WRITTEN INSTRUCTION:
The entries below should be given again exactly, minus their pictures.

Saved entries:
>>

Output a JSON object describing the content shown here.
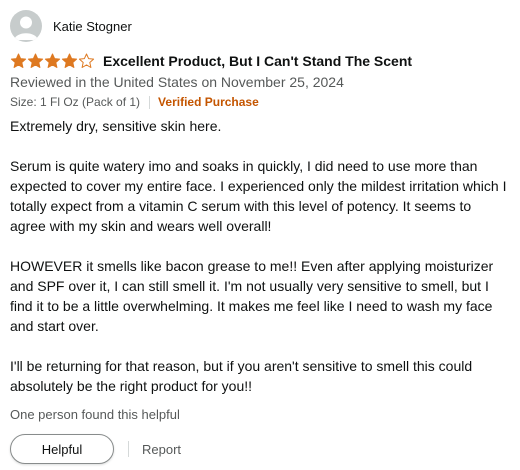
{
  "reviewer": {
    "name": "Katie Stogner"
  },
  "review": {
    "rating": 4,
    "rating_max": 5,
    "title": "Excellent Product, But I Can't Stand The Scent",
    "date_text": "Reviewed in the United States on November 25, 2024",
    "variant": "Size: 1 Fl Oz (Pack of 1)",
    "verified_label": "Verified Purchase",
    "paragraphs": [
      "Extremely dry, sensitive skin here.",
      "Serum is quite watery imo and soaks in quickly, I did need to use more than expected to cover my entire face. I experienced only the mildest irritation which I totally expect from a vitamin C serum with this level of potency. It seems to agree with my skin and wears well overall!",
      "HOWEVER it smells like bacon grease to me!! Even after applying moisturizer and SPF over it, I can still smell it. I'm not usually very sensitive to smell, but I find it to be a little overwhelming. It makes me feel like I need to wash my face and start over.",
      "I'll be returning for that reason, but if you aren't sensitive to smell this could absolutely be the right product for you!!"
    ],
    "helpful_count_text": "One person found this helpful"
  },
  "actions": {
    "helpful_label": "Helpful",
    "report_label": "Report"
  },
  "colors": {
    "star_fill": "#de7921",
    "verified": "#c45500",
    "secondary_text": "#565959",
    "avatar_bg": "#c7cccc"
  },
  "icons": {
    "avatar": "default-profile-icon",
    "star": "star-icon"
  }
}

<<

PROBLEM SOLUTION:
Output a JSON object describing the content shown here.
{
  "reviewer": {
    "name": "Katie Stogner"
  },
  "review": {
    "rating": 4,
    "rating_max": 5,
    "title": "Excellent Product, But I Can't Stand The Scent",
    "date_text": "Reviewed in the United States on November 25, 2024",
    "variant": "Size: 1 Fl Oz (Pack of 1)",
    "verified_label": "Verified Purchase",
    "paragraphs": [
      "Extremely dry, sensitive skin here.",
      "Serum is quite watery imo and soaks in quickly, I did need to use more than expected to cover my entire face. I experienced only the mildest irritation which I totally expect from a vitamin C serum with this level of potency. It seems to agree with my skin and wears well overall!",
      "HOWEVER it smells like bacon grease to me!! Even after applying moisturizer and SPF over it, I can still smell it. I'm not usually very sensitive to smell, but I find it to be a little overwhelming. It makes me feel like I need to wash my face and start over.",
      "I'll be returning for that reason, but if you aren't sensitive to smell this could absolutely be the right product for you!!"
    ],
    "helpful_count_text": "One person found this helpful"
  },
  "actions": {
    "helpful_label": "Helpful",
    "report_label": "Report"
  },
  "colors": {
    "star_fill": "#de7921",
    "verified": "#c45500",
    "secondary_text": "#565959",
    "avatar_bg": "#c7cccc"
  },
  "icons": {
    "avatar": "default-profile-icon",
    "star": "star-icon"
  }
}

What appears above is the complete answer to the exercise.